__Request__
Copy out the entries below in full and exactly.
──────
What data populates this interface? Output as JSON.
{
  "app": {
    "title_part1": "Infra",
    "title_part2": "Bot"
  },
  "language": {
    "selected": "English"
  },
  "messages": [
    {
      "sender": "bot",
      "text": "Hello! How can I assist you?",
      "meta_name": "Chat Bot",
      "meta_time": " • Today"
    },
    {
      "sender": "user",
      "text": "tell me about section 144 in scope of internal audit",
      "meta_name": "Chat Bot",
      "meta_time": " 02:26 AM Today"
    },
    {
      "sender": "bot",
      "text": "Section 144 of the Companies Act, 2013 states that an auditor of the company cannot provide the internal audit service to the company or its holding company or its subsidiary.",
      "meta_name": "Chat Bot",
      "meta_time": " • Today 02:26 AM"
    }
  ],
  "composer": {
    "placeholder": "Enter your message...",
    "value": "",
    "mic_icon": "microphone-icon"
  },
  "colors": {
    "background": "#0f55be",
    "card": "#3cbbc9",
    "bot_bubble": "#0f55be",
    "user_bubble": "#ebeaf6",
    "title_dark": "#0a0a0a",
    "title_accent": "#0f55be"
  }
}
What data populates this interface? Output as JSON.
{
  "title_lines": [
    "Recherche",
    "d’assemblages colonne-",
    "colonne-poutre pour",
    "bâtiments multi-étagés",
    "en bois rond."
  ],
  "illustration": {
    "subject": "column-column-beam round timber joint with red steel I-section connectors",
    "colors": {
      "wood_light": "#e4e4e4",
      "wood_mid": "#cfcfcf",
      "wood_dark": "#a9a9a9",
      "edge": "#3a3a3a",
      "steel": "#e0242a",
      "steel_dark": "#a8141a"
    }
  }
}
──────
__Solved exercise__
What data populates this interface? Output as JSON.
{
  "app": {
    "title_part1": "Infra",
    "title_part2": "Bot"
  },
  "language": {
    "selected": "English"
  },
  "messages": [
    {
      "sender": "bot",
      "text": "Hello! How can I assist you?",
      "meta_name": "Chat Bot",
      "meta_time": " • Today"
    },
    {
      "sender": "user",
      "text": "tell me about section 144 in scope of internal audit",
      "meta_name": "Chat Bot",
      "meta_time": " 02:26 AM Today"
    },
    {
      "sender": "bot",
      "text": "Section 144 of the Companies Act, 2013 states that an auditor of the company cannot provide the internal audit service to the company or its holding company or its subsidiary.",
      "meta_name": "Chat Bot",
      "meta_time": " • Today 02:26 AM"
    }
  ],
  "composer": {
    "placeholder": "Enter your message...",
    "value": "",
    "mic_icon": "microphone-icon"
  },
  "colors": {
    "background": "#0f55be",
    "card": "#3cbbc9",
    "bot_bubble": "#0f55be",
    "user_bubble": "#ebeaf6",
    "title_dark": "#0a0a0a",
    "title_accent": "#0f55be"
  }
}
What data populates this interface? Output as JSON.
{
  "title_lines": [
    "Recherche",
    "d’assemblages colonne-",
    "colonne-poutre pour",
    "bâtiments multi-étagés",
    "en bois rond."
  ],
  "illustration": {
    "subject": "column-column-beam round timber joint with red steel I-section connectors",
    "colors": {
      "wood_light": "#e4e4e4",
      "wood_mid": "#cfcfcf",
      "wood_dark": "#a9a9a9",
      "edge": "#3a3a3a",
      "steel": "#e0242a",
      "steel_dark": "#a8141a"
    }
  }
}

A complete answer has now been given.